Data entries:
──────────

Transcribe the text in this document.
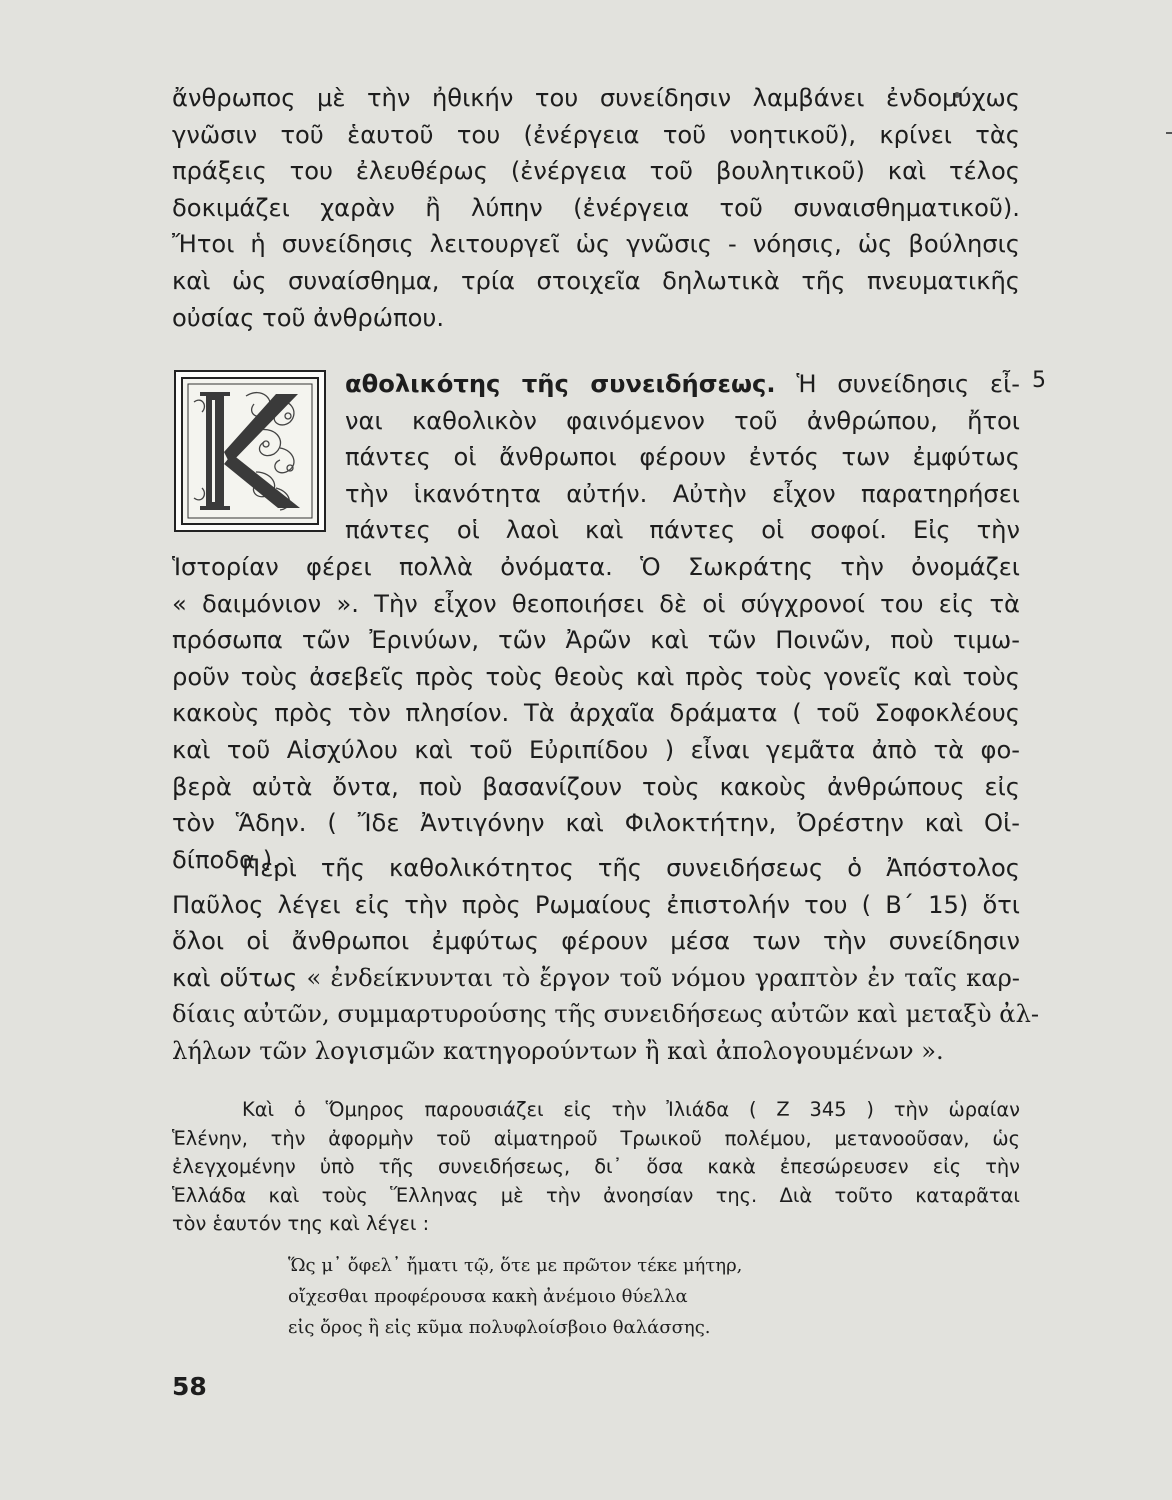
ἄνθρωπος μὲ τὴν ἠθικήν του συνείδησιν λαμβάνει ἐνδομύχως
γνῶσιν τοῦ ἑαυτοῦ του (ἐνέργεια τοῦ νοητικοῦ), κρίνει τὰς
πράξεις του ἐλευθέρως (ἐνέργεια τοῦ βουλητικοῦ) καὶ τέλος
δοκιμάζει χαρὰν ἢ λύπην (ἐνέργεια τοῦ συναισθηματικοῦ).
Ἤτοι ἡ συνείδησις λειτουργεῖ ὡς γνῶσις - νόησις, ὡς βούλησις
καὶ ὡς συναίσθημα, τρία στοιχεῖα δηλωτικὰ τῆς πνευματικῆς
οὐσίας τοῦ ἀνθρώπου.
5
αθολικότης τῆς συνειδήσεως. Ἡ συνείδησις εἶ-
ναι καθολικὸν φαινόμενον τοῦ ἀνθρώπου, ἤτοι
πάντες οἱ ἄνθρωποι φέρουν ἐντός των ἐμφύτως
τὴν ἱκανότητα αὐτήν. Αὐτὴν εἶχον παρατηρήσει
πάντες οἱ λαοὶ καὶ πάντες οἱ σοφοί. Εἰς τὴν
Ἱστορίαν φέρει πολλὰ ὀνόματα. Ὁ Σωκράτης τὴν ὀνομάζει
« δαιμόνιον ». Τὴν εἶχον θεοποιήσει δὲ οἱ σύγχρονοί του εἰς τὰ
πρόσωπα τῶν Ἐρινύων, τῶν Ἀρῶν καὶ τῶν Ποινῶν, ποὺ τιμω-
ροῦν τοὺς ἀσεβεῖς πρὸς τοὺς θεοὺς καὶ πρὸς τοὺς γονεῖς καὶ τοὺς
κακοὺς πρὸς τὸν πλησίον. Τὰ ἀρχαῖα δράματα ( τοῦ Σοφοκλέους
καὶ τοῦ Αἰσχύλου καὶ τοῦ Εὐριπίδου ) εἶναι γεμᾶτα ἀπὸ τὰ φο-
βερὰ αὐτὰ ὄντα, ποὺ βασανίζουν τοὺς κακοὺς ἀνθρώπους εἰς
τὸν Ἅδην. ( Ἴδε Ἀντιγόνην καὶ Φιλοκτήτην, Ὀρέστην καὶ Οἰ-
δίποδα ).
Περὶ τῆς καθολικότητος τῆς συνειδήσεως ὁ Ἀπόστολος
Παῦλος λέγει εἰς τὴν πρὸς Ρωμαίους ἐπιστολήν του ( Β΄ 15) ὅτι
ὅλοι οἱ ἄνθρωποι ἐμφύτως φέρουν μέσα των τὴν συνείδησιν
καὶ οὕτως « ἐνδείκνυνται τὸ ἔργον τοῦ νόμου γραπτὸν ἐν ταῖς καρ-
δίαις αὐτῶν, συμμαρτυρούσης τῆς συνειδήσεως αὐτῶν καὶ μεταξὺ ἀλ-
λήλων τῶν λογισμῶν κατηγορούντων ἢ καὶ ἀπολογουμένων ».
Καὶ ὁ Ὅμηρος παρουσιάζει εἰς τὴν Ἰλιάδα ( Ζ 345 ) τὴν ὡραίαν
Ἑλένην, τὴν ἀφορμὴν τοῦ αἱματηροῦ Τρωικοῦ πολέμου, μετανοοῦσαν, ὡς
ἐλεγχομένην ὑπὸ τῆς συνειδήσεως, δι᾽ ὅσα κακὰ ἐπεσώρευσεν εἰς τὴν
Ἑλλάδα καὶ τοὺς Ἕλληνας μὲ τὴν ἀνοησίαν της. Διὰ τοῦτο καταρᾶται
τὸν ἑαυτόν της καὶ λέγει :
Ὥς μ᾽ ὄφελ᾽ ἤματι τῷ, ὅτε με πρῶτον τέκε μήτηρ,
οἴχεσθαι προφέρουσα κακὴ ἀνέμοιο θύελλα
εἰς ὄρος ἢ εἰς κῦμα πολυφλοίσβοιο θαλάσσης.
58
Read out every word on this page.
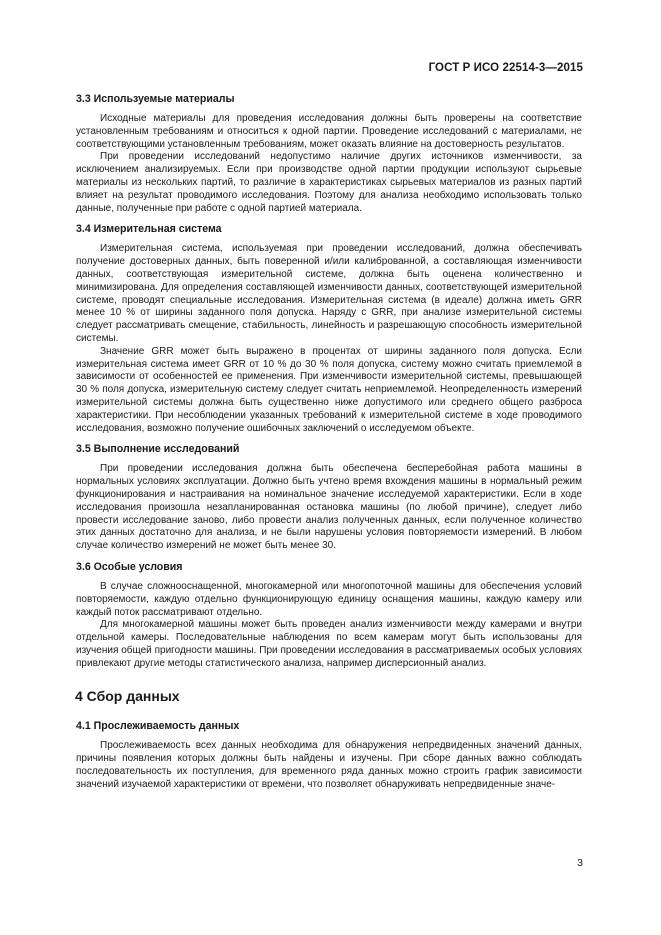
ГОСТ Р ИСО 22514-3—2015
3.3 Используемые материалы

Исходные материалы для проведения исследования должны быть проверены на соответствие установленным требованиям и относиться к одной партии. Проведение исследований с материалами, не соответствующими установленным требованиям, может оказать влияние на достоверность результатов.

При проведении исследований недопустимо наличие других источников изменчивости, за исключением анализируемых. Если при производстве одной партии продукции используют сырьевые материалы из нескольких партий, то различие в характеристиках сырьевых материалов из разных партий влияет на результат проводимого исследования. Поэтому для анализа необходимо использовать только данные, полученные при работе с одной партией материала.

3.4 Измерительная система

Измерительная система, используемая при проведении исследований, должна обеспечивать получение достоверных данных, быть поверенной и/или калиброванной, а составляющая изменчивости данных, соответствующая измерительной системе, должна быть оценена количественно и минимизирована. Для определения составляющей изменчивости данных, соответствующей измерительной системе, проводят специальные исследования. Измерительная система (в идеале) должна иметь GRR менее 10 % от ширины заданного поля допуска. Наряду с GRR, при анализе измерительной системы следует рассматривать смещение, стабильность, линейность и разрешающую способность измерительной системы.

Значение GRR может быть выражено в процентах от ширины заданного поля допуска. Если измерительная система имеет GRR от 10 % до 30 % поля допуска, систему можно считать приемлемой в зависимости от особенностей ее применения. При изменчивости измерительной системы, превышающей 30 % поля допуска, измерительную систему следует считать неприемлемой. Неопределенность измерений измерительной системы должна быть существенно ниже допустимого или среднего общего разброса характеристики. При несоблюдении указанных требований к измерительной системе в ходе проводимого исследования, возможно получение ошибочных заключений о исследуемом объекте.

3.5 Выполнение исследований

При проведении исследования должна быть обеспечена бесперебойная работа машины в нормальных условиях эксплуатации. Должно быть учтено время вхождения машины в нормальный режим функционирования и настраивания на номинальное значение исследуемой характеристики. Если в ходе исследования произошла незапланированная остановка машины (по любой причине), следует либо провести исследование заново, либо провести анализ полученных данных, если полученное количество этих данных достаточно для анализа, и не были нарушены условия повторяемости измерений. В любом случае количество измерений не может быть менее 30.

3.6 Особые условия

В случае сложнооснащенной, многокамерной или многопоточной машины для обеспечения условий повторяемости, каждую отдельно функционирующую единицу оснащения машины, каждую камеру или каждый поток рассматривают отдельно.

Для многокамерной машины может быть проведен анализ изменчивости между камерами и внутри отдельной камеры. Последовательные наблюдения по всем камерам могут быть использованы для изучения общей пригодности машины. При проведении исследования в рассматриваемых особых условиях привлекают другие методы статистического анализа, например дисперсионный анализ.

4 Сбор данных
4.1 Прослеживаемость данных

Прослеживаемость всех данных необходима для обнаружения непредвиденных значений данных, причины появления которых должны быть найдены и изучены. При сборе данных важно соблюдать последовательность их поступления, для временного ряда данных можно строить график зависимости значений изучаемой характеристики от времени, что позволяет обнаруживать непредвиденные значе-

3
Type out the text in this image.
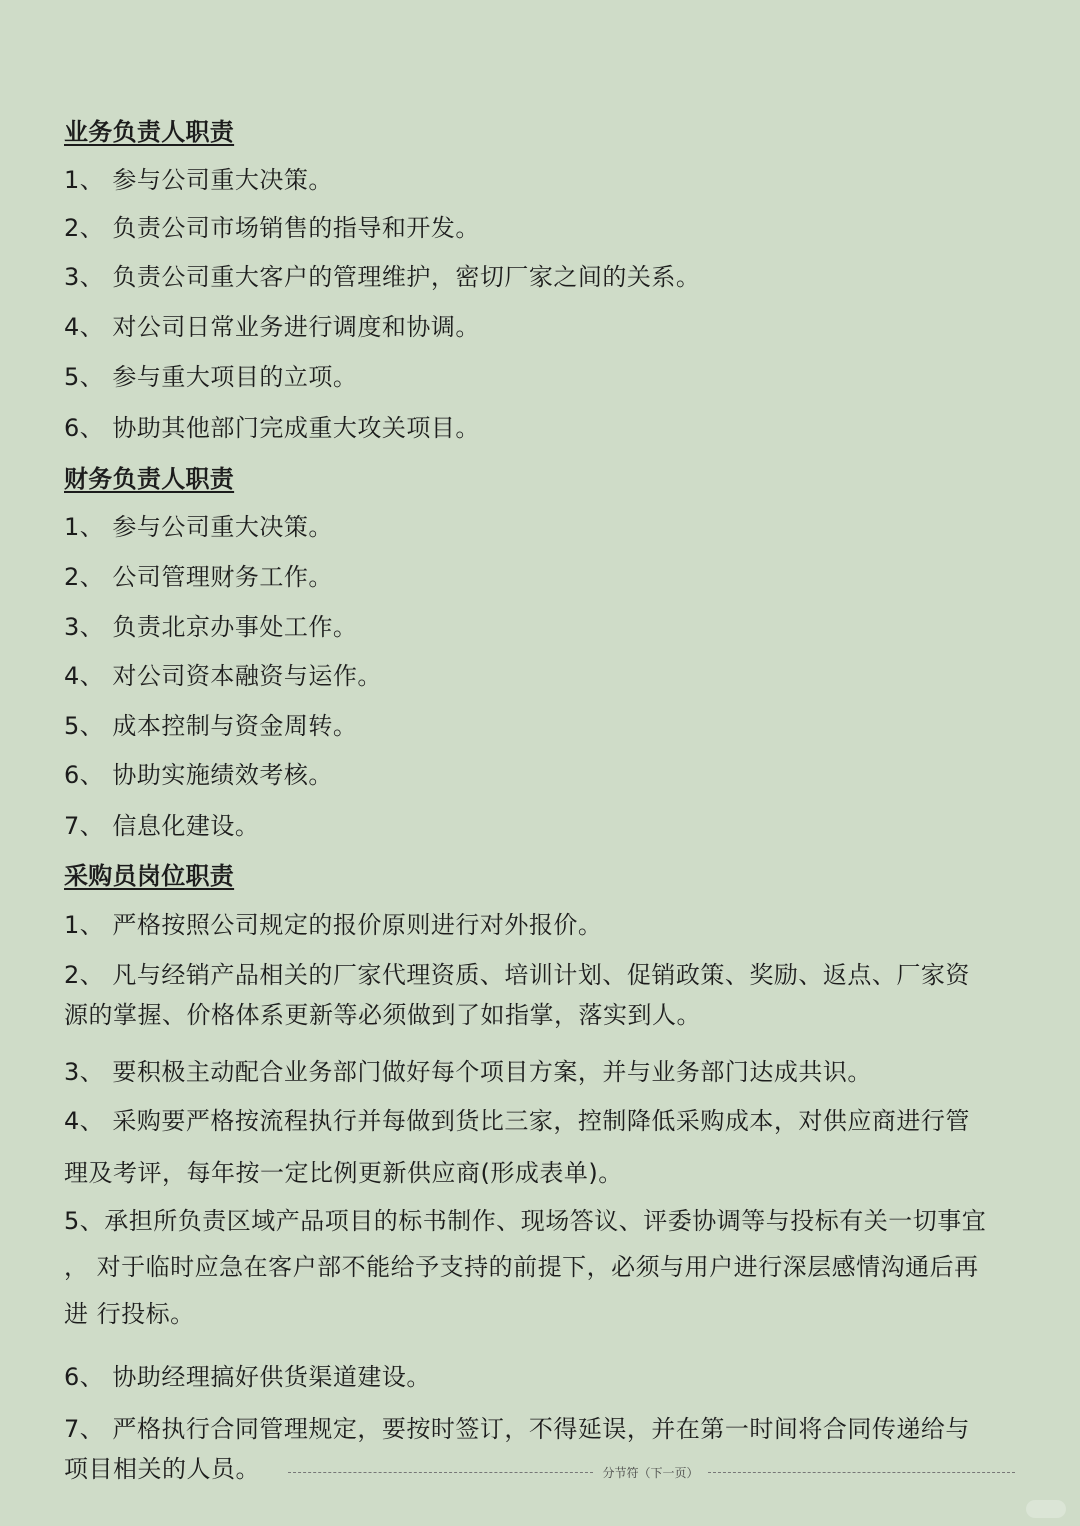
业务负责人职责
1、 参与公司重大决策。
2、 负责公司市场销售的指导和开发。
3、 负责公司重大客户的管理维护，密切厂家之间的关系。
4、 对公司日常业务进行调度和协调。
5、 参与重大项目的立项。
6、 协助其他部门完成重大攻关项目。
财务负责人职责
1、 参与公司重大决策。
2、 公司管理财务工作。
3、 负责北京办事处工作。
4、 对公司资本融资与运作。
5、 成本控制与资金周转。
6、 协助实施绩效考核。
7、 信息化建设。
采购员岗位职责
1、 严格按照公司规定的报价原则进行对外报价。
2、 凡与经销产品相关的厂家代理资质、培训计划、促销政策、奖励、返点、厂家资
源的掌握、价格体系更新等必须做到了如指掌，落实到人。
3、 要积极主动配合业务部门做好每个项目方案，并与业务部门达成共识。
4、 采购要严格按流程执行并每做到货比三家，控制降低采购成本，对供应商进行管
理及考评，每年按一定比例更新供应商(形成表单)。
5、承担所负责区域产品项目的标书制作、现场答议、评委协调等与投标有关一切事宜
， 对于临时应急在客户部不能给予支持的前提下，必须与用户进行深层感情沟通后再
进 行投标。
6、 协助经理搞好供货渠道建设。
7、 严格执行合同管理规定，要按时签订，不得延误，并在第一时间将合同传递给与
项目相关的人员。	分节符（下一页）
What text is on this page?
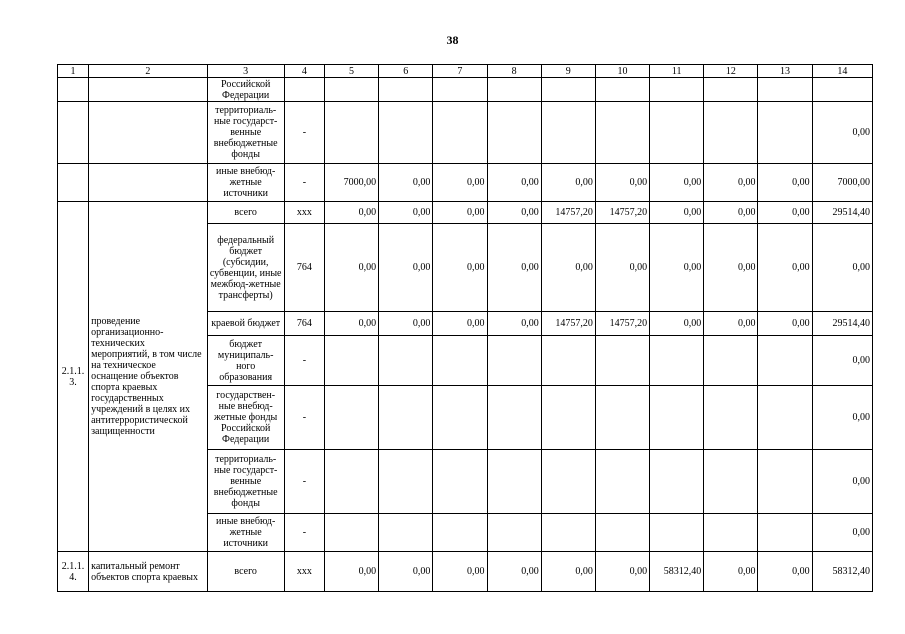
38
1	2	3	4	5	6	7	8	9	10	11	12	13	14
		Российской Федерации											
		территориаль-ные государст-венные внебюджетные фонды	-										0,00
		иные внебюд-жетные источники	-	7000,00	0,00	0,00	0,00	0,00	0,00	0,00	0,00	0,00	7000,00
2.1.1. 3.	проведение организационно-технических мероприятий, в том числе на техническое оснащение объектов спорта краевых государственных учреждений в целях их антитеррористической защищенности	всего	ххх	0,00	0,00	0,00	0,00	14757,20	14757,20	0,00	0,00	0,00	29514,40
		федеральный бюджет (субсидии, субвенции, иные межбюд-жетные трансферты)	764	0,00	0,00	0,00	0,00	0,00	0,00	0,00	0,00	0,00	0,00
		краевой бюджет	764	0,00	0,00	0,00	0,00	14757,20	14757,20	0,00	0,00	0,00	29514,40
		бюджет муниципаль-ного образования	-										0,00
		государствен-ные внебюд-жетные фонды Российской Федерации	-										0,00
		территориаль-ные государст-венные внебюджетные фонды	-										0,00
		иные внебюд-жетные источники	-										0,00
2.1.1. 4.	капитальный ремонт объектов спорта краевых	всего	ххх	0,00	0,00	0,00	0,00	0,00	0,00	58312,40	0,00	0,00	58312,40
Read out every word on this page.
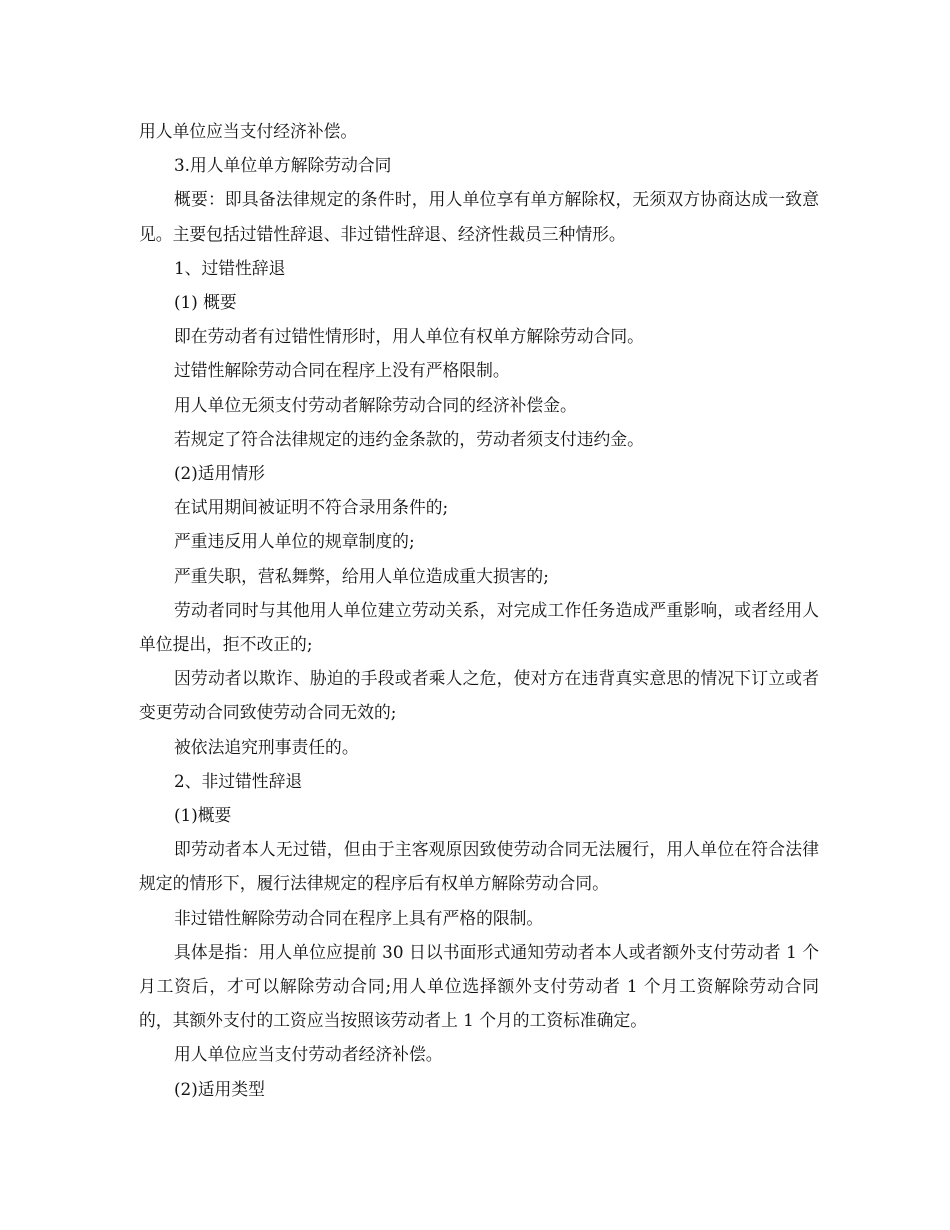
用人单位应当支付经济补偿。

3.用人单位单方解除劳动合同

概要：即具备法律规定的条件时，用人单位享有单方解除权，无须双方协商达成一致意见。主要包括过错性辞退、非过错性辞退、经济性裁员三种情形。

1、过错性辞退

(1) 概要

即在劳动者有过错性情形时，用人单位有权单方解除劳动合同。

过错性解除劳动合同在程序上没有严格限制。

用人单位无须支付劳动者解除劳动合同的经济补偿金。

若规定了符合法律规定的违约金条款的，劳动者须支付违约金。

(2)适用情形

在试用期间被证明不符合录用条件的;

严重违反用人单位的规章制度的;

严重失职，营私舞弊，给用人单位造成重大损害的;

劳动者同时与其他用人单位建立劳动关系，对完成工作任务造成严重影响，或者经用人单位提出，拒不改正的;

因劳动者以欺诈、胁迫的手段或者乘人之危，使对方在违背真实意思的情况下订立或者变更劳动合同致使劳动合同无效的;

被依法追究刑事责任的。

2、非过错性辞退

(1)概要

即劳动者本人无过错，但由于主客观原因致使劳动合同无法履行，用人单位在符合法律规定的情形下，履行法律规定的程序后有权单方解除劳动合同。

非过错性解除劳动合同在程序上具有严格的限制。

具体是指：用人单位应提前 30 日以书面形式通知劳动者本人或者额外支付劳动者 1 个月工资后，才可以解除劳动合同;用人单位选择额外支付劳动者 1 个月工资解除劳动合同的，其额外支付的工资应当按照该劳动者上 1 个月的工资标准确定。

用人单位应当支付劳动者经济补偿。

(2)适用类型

──────────

* [Exercise details]
The string "материалы" may appear in lines of the listing above; tally those lines and give the number only.

* [Solution to this exercise]
3